RECORDS SHOWN:

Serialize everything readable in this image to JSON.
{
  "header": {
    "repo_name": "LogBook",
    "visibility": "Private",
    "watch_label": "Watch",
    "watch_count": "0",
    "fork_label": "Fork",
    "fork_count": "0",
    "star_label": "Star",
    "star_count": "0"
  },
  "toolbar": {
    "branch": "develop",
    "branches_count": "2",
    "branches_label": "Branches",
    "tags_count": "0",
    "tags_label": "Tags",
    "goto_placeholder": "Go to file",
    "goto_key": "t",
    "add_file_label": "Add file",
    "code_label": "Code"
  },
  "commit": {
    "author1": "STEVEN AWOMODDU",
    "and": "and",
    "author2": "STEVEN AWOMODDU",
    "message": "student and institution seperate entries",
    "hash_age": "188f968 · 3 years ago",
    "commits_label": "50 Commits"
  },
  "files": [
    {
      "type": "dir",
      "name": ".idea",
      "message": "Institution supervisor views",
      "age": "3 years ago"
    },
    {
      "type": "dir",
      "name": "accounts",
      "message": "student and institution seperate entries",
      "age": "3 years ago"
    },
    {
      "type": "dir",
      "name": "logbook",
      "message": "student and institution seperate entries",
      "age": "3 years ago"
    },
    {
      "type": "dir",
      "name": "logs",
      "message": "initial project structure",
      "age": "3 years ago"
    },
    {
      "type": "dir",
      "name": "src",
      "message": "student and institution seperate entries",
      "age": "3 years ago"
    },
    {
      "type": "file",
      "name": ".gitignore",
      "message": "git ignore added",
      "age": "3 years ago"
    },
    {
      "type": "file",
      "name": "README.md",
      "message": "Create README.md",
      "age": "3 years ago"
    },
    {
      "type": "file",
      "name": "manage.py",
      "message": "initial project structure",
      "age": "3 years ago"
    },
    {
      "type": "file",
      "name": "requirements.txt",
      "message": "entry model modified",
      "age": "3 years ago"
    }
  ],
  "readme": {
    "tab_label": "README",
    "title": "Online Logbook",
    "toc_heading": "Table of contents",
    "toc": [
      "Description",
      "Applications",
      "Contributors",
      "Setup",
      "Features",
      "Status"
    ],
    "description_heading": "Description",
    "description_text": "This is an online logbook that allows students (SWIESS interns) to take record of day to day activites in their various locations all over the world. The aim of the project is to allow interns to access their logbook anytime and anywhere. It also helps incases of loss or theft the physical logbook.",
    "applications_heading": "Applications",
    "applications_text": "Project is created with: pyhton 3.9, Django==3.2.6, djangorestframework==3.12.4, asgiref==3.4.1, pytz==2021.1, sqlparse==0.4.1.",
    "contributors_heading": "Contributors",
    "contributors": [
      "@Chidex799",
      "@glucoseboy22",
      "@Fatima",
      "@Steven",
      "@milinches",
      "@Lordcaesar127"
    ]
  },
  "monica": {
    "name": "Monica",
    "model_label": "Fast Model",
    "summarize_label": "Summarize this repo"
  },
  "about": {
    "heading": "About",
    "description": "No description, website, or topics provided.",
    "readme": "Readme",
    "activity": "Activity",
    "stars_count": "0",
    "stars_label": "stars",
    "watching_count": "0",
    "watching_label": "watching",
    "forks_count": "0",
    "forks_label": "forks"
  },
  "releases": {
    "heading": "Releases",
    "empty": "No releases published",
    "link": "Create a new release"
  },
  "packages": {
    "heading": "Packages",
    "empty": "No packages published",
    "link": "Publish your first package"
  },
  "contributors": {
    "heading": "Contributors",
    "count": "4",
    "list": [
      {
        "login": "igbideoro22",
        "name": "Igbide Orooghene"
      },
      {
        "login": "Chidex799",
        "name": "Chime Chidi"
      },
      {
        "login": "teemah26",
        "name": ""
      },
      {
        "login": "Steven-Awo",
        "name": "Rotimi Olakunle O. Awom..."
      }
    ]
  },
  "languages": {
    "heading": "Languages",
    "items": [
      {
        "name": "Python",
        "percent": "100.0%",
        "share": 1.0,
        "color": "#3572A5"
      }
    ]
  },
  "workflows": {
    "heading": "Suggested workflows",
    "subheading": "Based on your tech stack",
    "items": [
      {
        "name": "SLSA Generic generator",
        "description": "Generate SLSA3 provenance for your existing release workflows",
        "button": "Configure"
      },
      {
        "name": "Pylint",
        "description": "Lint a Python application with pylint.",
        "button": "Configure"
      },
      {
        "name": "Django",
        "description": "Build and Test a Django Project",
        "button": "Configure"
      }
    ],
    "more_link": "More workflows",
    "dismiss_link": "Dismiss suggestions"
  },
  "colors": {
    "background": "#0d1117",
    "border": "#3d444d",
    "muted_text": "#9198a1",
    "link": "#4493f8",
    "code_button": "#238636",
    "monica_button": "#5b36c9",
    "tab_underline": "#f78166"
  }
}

INSTRUCTIONS FOR THE TASK:
Set down the listing in full, keeping every word exactly as it is.

RESPONSE FOR THIS EXERCISE:
Serialize everything readable in this image to JSON.
{
  "header": {
    "repo_name": "LogBook",
    "visibility": "Private",
    "watch_label": "Watch",
    "watch_count": "0",
    "fork_label": "Fork",
    "fork_count": "0",
    "star_label": "Star",
    "star_count": "0"
  },
  "toolbar": {
    "branch": "develop",
    "branches_count": "2",
    "branches_label": "Branches",
    "tags_count": "0",
    "tags_label": "Tags",
    "goto_placeholder": "Go to file",
    "goto_key": "t",
    "add_file_label": "Add file",
    "code_label": "Code"
  },
  "commit": {
    "author1": "STEVEN AWOMODDU",
    "and": "and",
    "author2": "STEVEN AWOMODDU",
    "message": "student and institution seperate entries",
    "hash_age": "188f968 · 3 years ago",
    "commits_label": "50 Commits"
  },
  "files": [
    {
      "type": "dir",
      "name": ".idea",
      "message": "Institution supervisor views",
      "age": "3 years ago"
    },
    {
      "type": "dir",
      "name": "accounts",
      "message": "student and institution seperate entries",
      "age": "3 years ago"
    },
    {
      "type": "dir",
      "name": "logbook",
      "message": "student and institution seperate entries",
      "age": "3 years ago"
    },
    {
      "type": "dir",
      "name": "logs",
      "message": "initial project structure",
      "age": "3 years ago"
    },
    {
      "type": "dir",
      "name": "src",
      "message": "student and institution seperate entries",
      "age": "3 years ago"
    },
    {
      "type": "file",
      "name": ".gitignore",
      "message": "git ignore added",
      "age": "3 years ago"
    },
    {
      "type": "file",
      "name": "README.md",
      "message": "Create README.md",
      "age": "3 years ago"
    },
    {
      "type": "file",
      "name": "manage.py",
      "message": "initial project structure",
      "age": "3 years ago"
    },
    {
      "type": "file",
      "name": "requirements.txt",
      "message": "entry model modified",
      "age": "3 years ago"
    }
  ],
  "readme": {
    "tab_label": "README",
    "title": "Online Logbook",
    "toc_heading": "Table of contents",
    "toc": [
      "Description",
      "Applications",
      "Contributors",
      "Setup",
      "Features",
      "Status"
    ],
    "description_heading": "Description",
    "description_text": "This is an online logbook that allows students (SWIESS interns) to take record of day to day activites in their various locations all over the world. The aim of the project is to allow interns to access their logbook anytime and anywhere. It also helps incases of loss or theft the physical logbook.",
    "applications_heading": "Applications",
    "applications_text": "Project is created with: pyhton 3.9, Django==3.2.6, djangorestframework==3.12.4, asgiref==3.4.1, pytz==2021.1, sqlparse==0.4.1.",
    "contributors_heading": "Contributors",
    "contributors": [
      "@Chidex799",
      "@glucoseboy22",
      "@Fatima",
      "@Steven",
      "@milinches",
      "@Lordcaesar127"
    ]
  },
  "monica": {
    "name": "Monica",
    "model_label": "Fast Model",
    "summarize_label": "Summarize this repo"
  },
  "about": {
    "heading": "About",
    "description": "No description, website, or topics provided.",
    "readme": "Readme",
    "activity": "Activity",
    "stars_count": "0",
    "stars_label": "stars",
    "watching_count": "0",
    "watching_label": "watching",
    "forks_count": "0",
    "forks_label": "forks"
  },
  "releases": {
    "heading": "Releases",
    "empty": "No releases published",
    "link": "Create a new release"
  },
  "packages": {
    "heading": "Packages",
    "empty": "No packages published",
    "link": "Publish your first package"
  },
  "contributors": {
    "heading": "Contributors",
    "count": "4",
    "list": [
      {
        "login": "igbideoro22",
        "name": "Igbide Orooghene"
      },
      {
        "login": "Chidex799",
        "name": "Chime Chidi"
      },
      {
        "login": "teemah26",
        "name": ""
      },
      {
        "login": "Steven-Awo",
        "name": "Rotimi Olakunle O. Awom..."
      }
    ]
  },
  "languages": {
    "heading": "Languages",
    "items": [
      {
        "name": "Python",
        "percent": "100.0%",
        "share": 1.0,
        "color": "#3572A5"
      }
    ]
  },
  "workflows": {
    "heading": "Suggested workflows",
    "subheading": "Based on your tech stack",
    "items": [
      {
        "name": "SLSA Generic generator",
        "description": "Generate SLSA3 provenance for your existing release workflows",
        "button": "Configure"
      },
      {
        "name": "Pylint",
        "description": "Lint a Python application with pylint.",
        "button": "Configure"
      },
      {
        "name": "Django",
        "description": "Build and Test a Django Project",
        "button": "Configure"
      }
    ],
    "more_link": "More workflows",
    "dismiss_link": "Dismiss suggestions"
  },
  "colors": {
    "background": "#0d1117",
    "border": "#3d444d",
    "muted_text": "#9198a1",
    "link": "#4493f8",
    "code_button": "#238636",
    "monica_button": "#5b36c9",
    "tab_underline": "#f78166"
  }
}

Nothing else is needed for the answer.